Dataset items

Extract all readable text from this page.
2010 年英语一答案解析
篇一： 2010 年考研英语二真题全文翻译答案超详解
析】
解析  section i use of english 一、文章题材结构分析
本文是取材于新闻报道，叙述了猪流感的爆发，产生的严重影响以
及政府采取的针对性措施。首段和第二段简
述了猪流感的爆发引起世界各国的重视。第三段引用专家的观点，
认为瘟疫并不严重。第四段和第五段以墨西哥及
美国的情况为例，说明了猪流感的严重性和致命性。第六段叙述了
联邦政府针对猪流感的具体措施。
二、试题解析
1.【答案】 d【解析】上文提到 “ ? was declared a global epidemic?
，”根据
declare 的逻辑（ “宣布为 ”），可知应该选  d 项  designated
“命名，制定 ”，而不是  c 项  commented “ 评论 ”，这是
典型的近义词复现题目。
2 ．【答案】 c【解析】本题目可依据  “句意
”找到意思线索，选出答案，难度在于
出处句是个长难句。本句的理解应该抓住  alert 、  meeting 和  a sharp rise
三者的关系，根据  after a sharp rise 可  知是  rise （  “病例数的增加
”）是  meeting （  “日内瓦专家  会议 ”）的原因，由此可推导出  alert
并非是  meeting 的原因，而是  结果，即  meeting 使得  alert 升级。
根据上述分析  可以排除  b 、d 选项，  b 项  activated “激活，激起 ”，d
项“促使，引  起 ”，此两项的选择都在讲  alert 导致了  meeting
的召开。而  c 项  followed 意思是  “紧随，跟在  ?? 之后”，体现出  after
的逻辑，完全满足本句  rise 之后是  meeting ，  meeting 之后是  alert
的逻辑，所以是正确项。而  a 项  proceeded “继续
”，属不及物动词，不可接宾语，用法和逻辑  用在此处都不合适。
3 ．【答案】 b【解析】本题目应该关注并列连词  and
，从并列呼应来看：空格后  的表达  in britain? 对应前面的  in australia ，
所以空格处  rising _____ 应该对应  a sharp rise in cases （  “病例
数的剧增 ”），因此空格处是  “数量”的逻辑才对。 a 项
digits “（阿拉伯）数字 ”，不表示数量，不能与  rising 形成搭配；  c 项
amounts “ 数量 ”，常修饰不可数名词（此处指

> [Given instruction]
Write out every entry again, keeping each line exactly the same.

> [Finished task]
Extract all readable text from this page.
2010 年英语一答案解析
篇一： 2010 年考研英语二真题全文翻译答案超详解
析】
解析  section i use of english 一、文章题材结构分析
本文是取材于新闻报道，叙述了猪流感的爆发，产生的严重影响以
及政府采取的针对性措施。首段和第二段简
述了猪流感的爆发引起世界各国的重视。第三段引用专家的观点，
认为瘟疫并不严重。第四段和第五段以墨西哥及
美国的情况为例，说明了猪流感的严重性和致命性。第六段叙述了
联邦政府针对猪流感的具体措施。
二、试题解析
1.【答案】 d【解析】上文提到 “ ? was declared a global epidemic?
，”根据
declare 的逻辑（ “宣布为 ”），可知应该选  d 项  designated
“命名，制定 ”，而不是  c 项  commented “ 评论 ”，这是
典型的近义词复现题目。
2 ．【答案】 c【解析】本题目可依据  “句意
”找到意思线索，选出答案，难度在于
出处句是个长难句。本句的理解应该抓住  alert 、  meeting 和  a sharp rise
三者的关系，根据  after a sharp rise 可  知是  rise （  “病例数的增加
”）是  meeting （  “日内瓦专家  会议 ”）的原因，由此可推导出  alert
并非是  meeting 的原因，而是  结果，即  meeting 使得  alert 升级。
根据上述分析  可以排除  b 、d 选项，  b 项  activated “激活，激起 ”，d
项“促使，引  起 ”，此两项的选择都在讲  alert 导致了  meeting
的召开。而  c 项  followed 意思是  “紧随，跟在  ?? 之后”，体现出  after
的逻辑，完全满足本句  rise 之后是  meeting ，  meeting 之后是  alert
的逻辑，所以是正确项。而  a 项  proceeded “继续
”，属不及物动词，不可接宾语，用法和逻辑  用在此处都不合适。
3 ．【答案】 b【解析】本题目应该关注并列连词  and
，从并列呼应来看：空格后  的表达  in britain? 对应前面的  in australia ，
所以空格处  rising _____ 应该对应  a sharp rise in cases （  “病例
数的剧增 ”），因此空格处是  “数量”的逻辑才对。 a 项
digits “（阿拉伯）数字 ”，不表示数量，不能与  rising 形成搭配；  c 项
amounts “ 数量 ”，常修饰不可数名词（此处指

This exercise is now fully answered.